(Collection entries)
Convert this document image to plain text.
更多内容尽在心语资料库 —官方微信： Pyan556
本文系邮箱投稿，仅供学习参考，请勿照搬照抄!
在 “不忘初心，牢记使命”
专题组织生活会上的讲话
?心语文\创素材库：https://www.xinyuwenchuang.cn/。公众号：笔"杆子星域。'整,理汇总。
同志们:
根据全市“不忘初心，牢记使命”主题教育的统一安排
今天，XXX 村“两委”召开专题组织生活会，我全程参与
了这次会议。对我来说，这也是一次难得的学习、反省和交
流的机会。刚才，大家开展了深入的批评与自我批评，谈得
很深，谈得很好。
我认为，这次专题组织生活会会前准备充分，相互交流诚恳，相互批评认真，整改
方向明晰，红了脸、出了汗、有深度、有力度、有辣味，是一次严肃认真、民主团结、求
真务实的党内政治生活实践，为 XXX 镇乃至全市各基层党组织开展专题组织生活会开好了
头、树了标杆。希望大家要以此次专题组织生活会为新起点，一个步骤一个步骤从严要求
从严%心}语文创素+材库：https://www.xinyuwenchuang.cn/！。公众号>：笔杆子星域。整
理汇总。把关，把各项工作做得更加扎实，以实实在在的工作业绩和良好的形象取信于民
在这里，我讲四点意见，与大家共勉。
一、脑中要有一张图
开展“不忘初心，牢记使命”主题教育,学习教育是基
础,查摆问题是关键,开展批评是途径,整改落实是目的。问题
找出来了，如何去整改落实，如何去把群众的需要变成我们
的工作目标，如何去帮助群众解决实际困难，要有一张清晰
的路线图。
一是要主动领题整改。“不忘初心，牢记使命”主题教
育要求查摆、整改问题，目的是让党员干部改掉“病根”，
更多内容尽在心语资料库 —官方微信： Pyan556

* * *

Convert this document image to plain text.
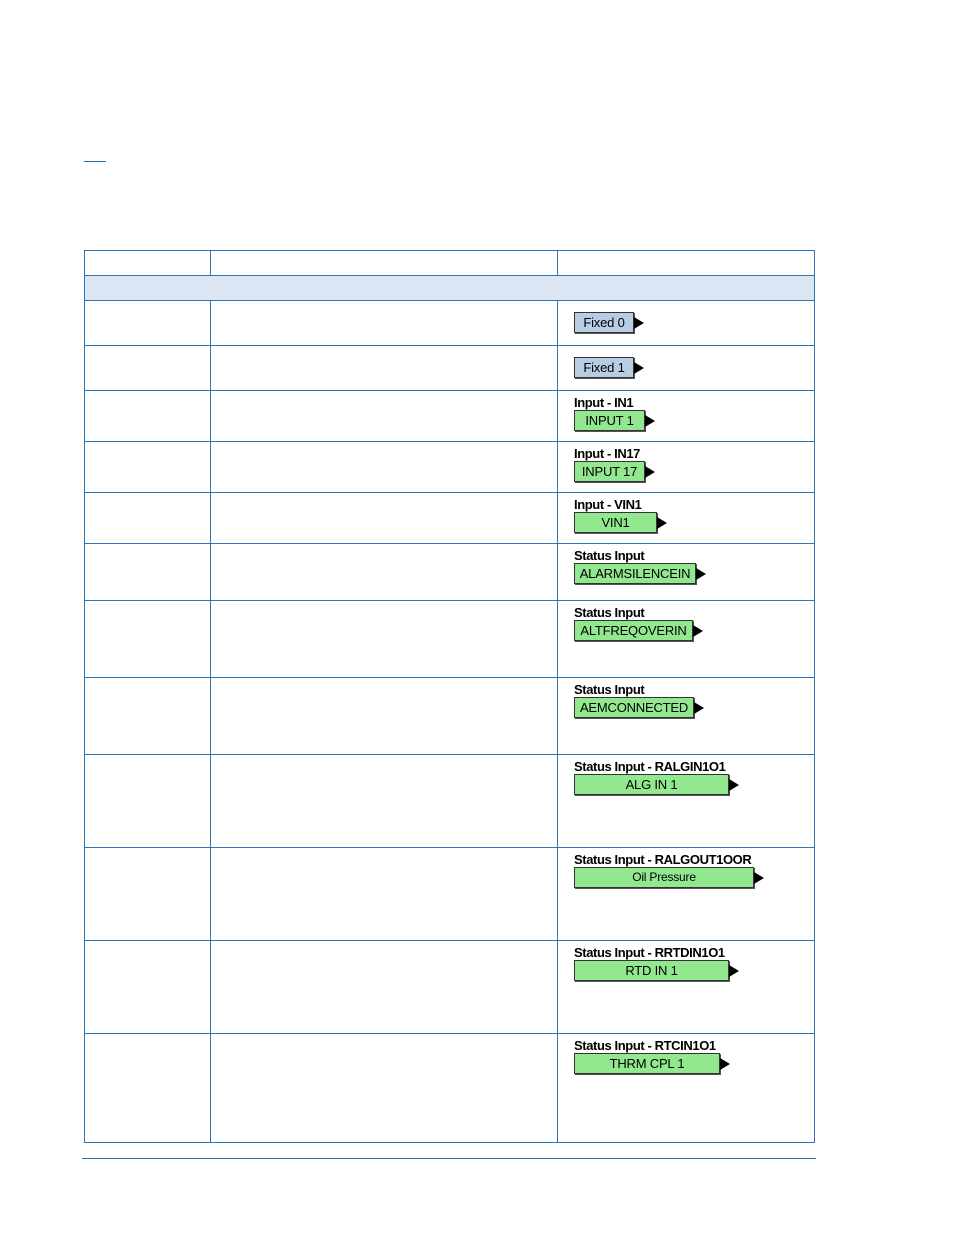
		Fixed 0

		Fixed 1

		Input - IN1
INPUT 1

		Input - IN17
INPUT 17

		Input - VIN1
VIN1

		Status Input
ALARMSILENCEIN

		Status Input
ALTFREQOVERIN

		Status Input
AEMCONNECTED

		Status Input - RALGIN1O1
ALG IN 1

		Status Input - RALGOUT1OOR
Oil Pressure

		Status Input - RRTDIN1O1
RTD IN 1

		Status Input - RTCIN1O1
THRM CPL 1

▸ Requirements
Where a line contains the string "不忘初心", extract that line.

▸ Output for this exercise
在 “不忘初心，牢记使命”
根据全市“不忘初心，牢记使命”主题教育的统一安排
开展“不忘初心，牢记使命”主题教育,学习教育是基
一是要主动领题整改。“不忘初心，牢记使命”主题教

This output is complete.